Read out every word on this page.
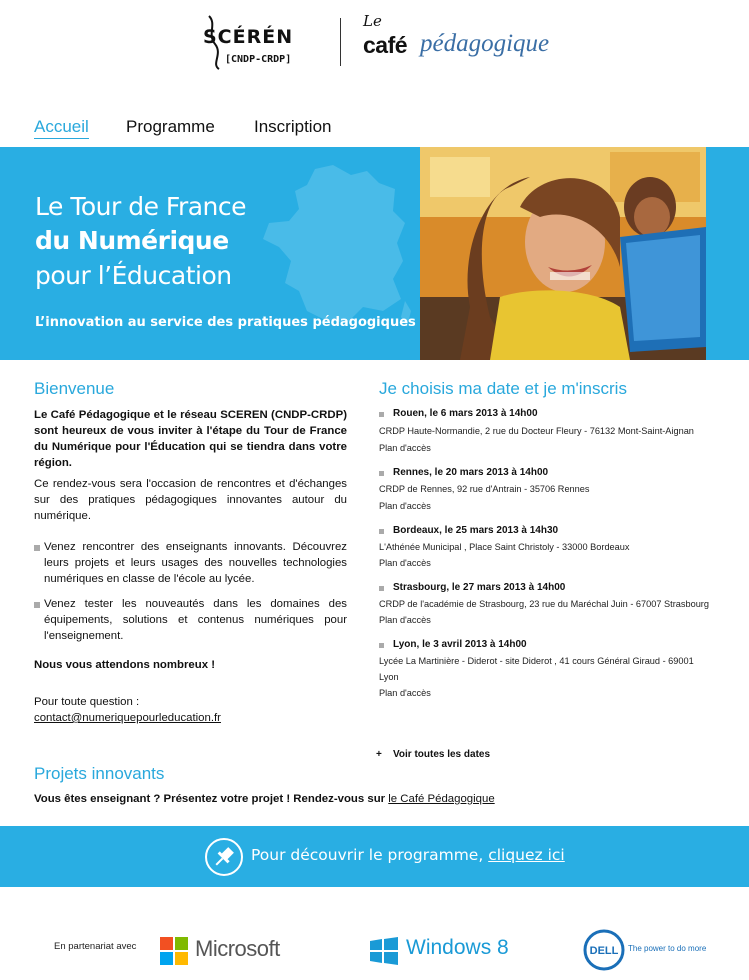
SCÉRÉN
[CNDP-CRDP]
Le
café pédagogique
Accueil Programme Inscription
Le Tour de France
du Numérique
pour l’Éducation
L’innovation au service des pratiques pédagogiques
Bienvenue
Le Café Pédagogique et le réseau SCEREN (CNDP-CRDP) sont heureux de vous inviter à l'étape du Tour de France du Numérique pour l'Éducation qui se tiendra dans votre région.
Ce rendez-vous sera l'occasion de rencontres et d'échanges sur des pratiques pédagogiques innovantes autour du numérique.
Venez rencontrer des enseignants innovants. Découvrez leurs projets et leurs usages des nouvelles technologies numériques en classe de l'école au lycée.
Venez tester les nouveautés dans les domaines des équipements, solutions et contenus numériques pour l'enseignement.
Nous vous attendons nombreux !
Pour toute question :
contact@numeriquepourleducation.fr
Je choisis ma date et je m'inscris
Rouen, le 6 mars 2013 à 14h00
CRDP Haute-Normandie, 2 rue du Docteur Fleury - 76132 Mont-Saint-Aignan
Plan d'accès
Rennes, le 20 mars 2013 à 14h00
CRDP de Rennes, 92 rue d'Antrain - 35706 Rennes
Plan d'accès
Bordeaux, le 25 mars 2013 à 14h30
L'Athénée Municipal , Place Saint Christoly - 33000 Bordeaux
Plan d'accès
Strasbourg, le 27 mars 2013 à 14h00
CRDP de l'académie de Strasbourg, 23 rue du Maréchal Juin - 67007 Strasbourg
Plan d'accès
Lyon, le 3 avril 2013 à 14h00
Lycée La Martinière - Diderot - site Diderot , 41 cours Général Giraud - 69001
Lyon
Plan d'accès
+    Voir toutes les dates
Projets innovants
Vous êtes enseignant ? Présentez votre projet ! Rendez-vous sur le Café Pédagogique
Pour découvrir le programme, cliquez ici
En partenariat avec	Microsoft	Windows 8	DELL The power to do more
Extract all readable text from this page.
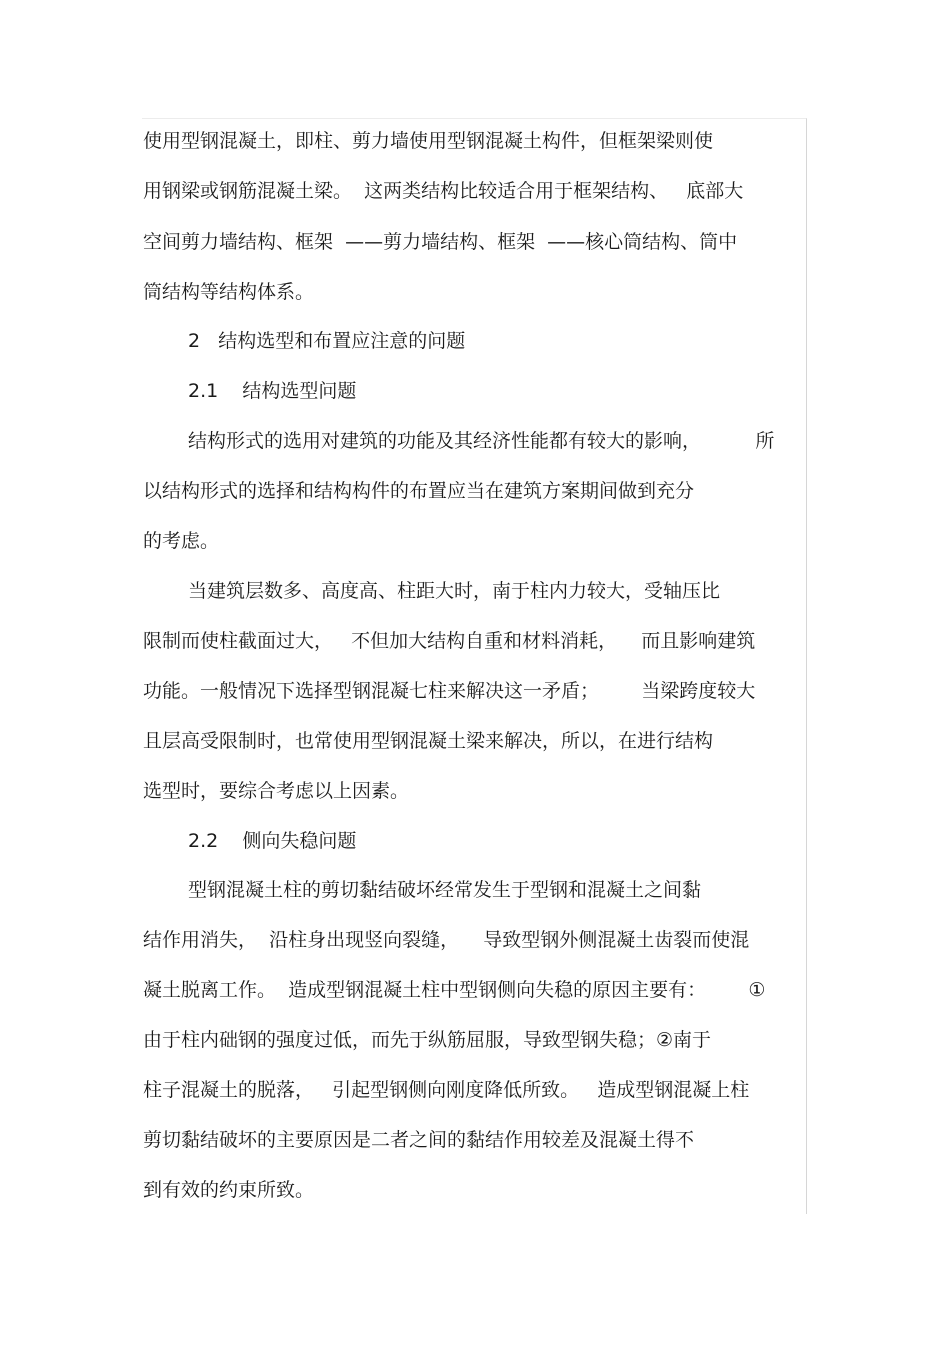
使用型钢混凝土，即柱、剪力墙使用型钢混凝土构件，但框架梁则使
用钢梁或钢筋混凝土梁。  这两类结构比较适合用于框架结构、   底部大
空间剪力墙结构、框架  ——剪力墙结构、框架  ——核心筒结构、筒中
筒结构等结构体系。
2   结构选型和布置应注意的问题
2.1    结构选型问题
结构形式的选用对建筑的功能及其经济性能都有较大的影响，         所
以结构形式的选择和结构构件的布置应当在建筑方案期间做到充分
的考虑。
当建筑层数多、高度高、柱距大时，南于柱内力较大，受轴压比
限制而使柱截面过大，   不但加大结构自重和材料消耗，    而且影响建筑
功能。一般情况下选择型钢混凝七柱来解决这一矛盾；       当梁跨度较大
且层高受限制时，也常使用型钢混凝土梁来解决，所以，在进行结构
选型时，要综合考虑以上因素。
2.2    侧向失稳问题
型钢混凝土柱的剪切黏结破坏经常发生于型钢和混凝土之间黏
结作用消失，  沿柱身出现竖向裂缝，    导致型钢外侧混凝土齿裂而使混
凝土脱离工作。  造成型钢混凝土柱中型钢侧向失稳的原因主要有：       ①
由于柱内础钢的强度过低，而先于纵筋屈服，导致型钢失稳；②南于
柱子混凝土的脱落，   引起型钢侧向刚度降低所致。   造成型钢混凝上柱
剪切黏结破坏的主要原因是二者之间的黏结作用较差及混凝土得不
到有效的约束所致。
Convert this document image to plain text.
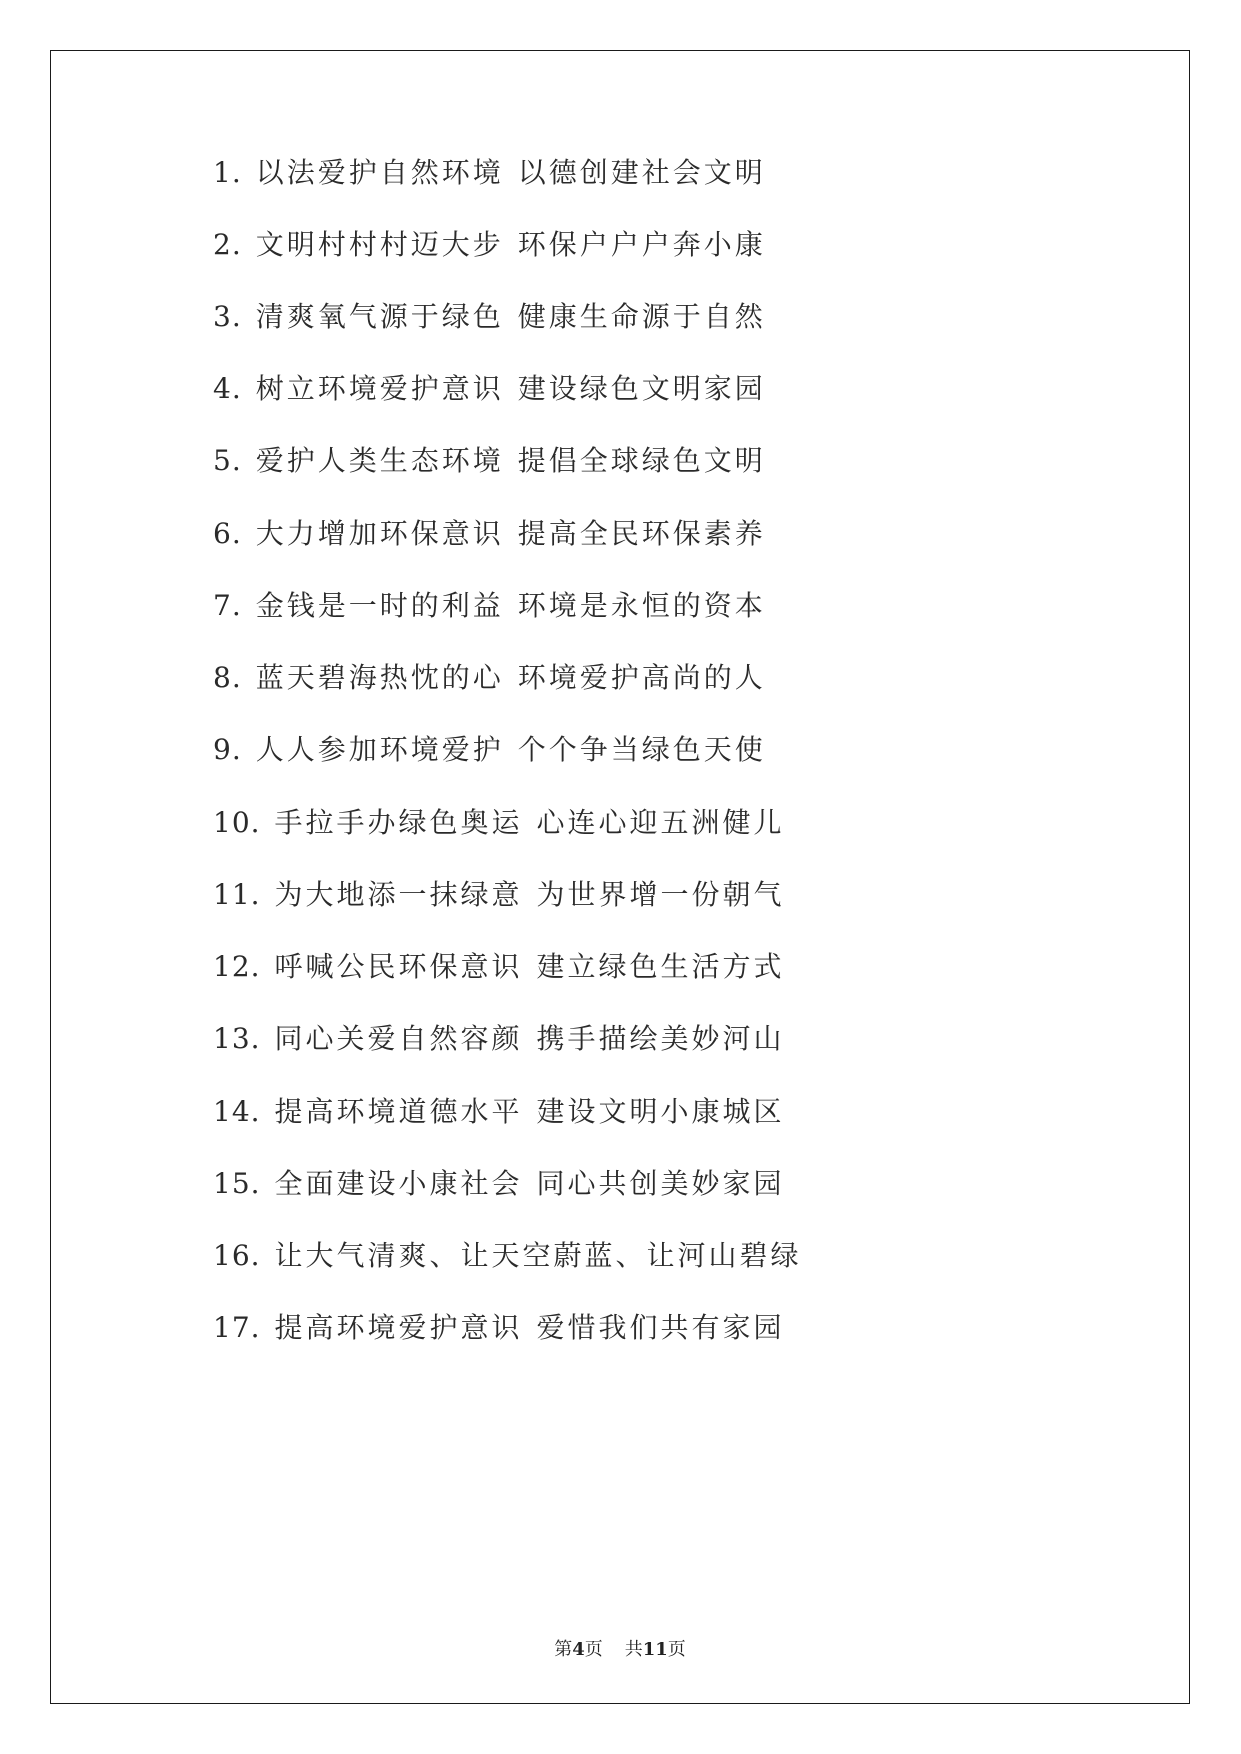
1. 以法爱护自然环境 以德创建社会文明
2. 文明村村村迈大步 环保户户户奔小康
3. 清爽氧气源于绿色 健康生命源于自然
4. 树立环境爱护意识 建设绿色文明家园
5. 爱护人类生态环境 提倡全球绿色文明
6. 大力增加环保意识 提高全民环保素养
7. 金钱是一时的利益 环境是永恒的资本
8. 蓝天碧海热忱的心 环境爱护高尚的人
9. 人人参加环境爱护 个个争当绿色天使
10. 手拉手办绿色奥运 心连心迎五洲健儿
11. 为大地添一抹绿意 为世界增一份朝气
12. 呼喊公民环保意识 建立绿色生活方式
13. 同心关爱自然容颜 携手描绘美妙河山
14. 提高环境道德水平 建设文明小康城区
15. 全面建设小康社会 同心共创美妙家园
16. 让大气清爽、让天空蔚蓝、让河山碧绿
17. 提高环境爱护意识 爱惜我们共有家园
第4页 共11页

• • •

- [Written request]:
In the copy, include all records verbatim but no images.

- [Exercise solution]:
Read out every word on this page.
SCÉRÉN
[CNDP-CRDP]
Le
café pédagogique
Accueil Programme Inscription
Le Tour de France
du Numérique
pour l’Éducation
L’innovation au service des pratiques pédagogiques
Bienvenue
Le Café Pédagogique et le réseau SCEREN (CNDP-CRDP) sont heureux de vous inviter à l'étape du Tour de France du Numérique pour l'Éducation qui se tiendra dans votre région.
Ce rendez-vous sera l'occasion de rencontres et d'échanges sur des pratiques pédagogiques innovantes autour du numérique.
Venez rencontrer des enseignants innovants. Découvrez leurs projets et leurs usages des nouvelles technologies numériques en classe de l'école au lycée.
Venez tester les nouveautés dans les domaines des équipements, solutions et contenus numériques pour l'enseignement.
Nous vous attendons nombreux !
Pour toute question :
contact@numeriquepourleducation.fr
Je choisis ma date et je m'inscris
Rouen, le 6 mars 2013 à 14h00
CRDP Haute-Normandie, 2 rue du Docteur Fleury - 76132 Mont-Saint-Aignan
Plan d'accès
Rennes, le 20 mars 2013 à 14h00
CRDP de Rennes, 92 rue d'Antrain - 35706 Rennes
Plan d'accès
Bordeaux, le 25 mars 2013 à 14h30
L'Athénée Municipal , Place Saint Christoly - 33000 Bordeaux
Plan d'accès
Strasbourg, le 27 mars 2013 à 14h00
CRDP de l'académie de Strasbourg, 23 rue du Maréchal Juin - 67007 Strasbourg
Plan d'accès
Lyon, le 3 avril 2013 à 14h00
Lycée La Martinière - Diderot - site Diderot , 41 cours Général Giraud - 69001
Lyon
Plan d'accès
+    Voir toutes les dates
Projets innovants
Vous êtes enseignant ? Présentez votre projet ! Rendez-vous sur le Café Pédagogique
Pour découvrir le programme, cliquez ici
En partenariat avec	Microsoft	Windows 8	DELL The power to do more
Extract all readable text from this page.
使用型钢混凝土，即柱、剪力墙使用型钢混凝土构件，但框架梁则使
用钢梁或钢筋混凝土梁。  这两类结构比较适合用于框架结构、   底部大
空间剪力墙结构、框架  ——剪力墙结构、框架  ——核心筒结构、筒中
筒结构等结构体系。
2   结构选型和布置应注意的问题
2.1    结构选型问题
结构形式的选用对建筑的功能及其经济性能都有较大的影响，         所
以结构形式的选择和结构构件的布置应当在建筑方案期间做到充分
的考虑。
当建筑层数多、高度高、柱距大时，南于柱内力较大，受轴压比
限制而使柱截面过大，   不但加大结构自重和材料消耗，    而且影响建筑
功能。一般情况下选择型钢混凝七柱来解决这一矛盾；       当梁跨度较大
且层高受限制时，也常使用型钢混凝土梁来解决，所以，在进行结构
选型时，要综合考虑以上因素。
2.2    侧向失稳问题
型钢混凝土柱的剪切黏结破坏经常发生于型钢和混凝土之间黏
结作用消失，  沿柱身出现竖向裂缝，    导致型钢外侧混凝土齿裂而使混
凝土脱离工作。  造成型钢混凝土柱中型钢侧向失稳的原因主要有：       ①
由于柱内础钢的强度过低，而先于纵筋屈服，导致型钢失稳；②南于
柱子混凝土的脱落，   引起型钢侧向刚度降低所致。   造成型钢混凝上柱
剪切黏结破坏的主要原因是二者之间的黏结作用较差及混凝土得不
到有效的约束所致。
Convert this document image to plain text.
1. 以法爱护自然环境 以德创建社会文明
2. 文明村村村迈大步 环保户户户奔小康
3. 清爽氧气源于绿色 健康生命源于自然
4. 树立环境爱护意识 建设绿色文明家园
5. 爱护人类生态环境 提倡全球绿色文明
6. 大力增加环保意识 提高全民环保素养
7. 金钱是一时的利益 环境是永恒的资本
8. 蓝天碧海热忱的心 环境爱护高尚的人
9. 人人参加环境爱护 个个争当绿色天使
10. 手拉手办绿色奥运 心连心迎五洲健儿
11. 为大地添一抹绿意 为世界增一份朝气
12. 呼喊公民环保意识 建立绿色生活方式
13. 同心关爱自然容颜 携手描绘美妙河山
14. 提高环境道德水平 建设文明小康城区
15. 全面建设小康社会 同心共创美妙家园
16. 让大气清爽、让天空蔚蓝、让河山碧绿
17. 提高环境爱护意识 爱惜我们共有家园
第4页 共11页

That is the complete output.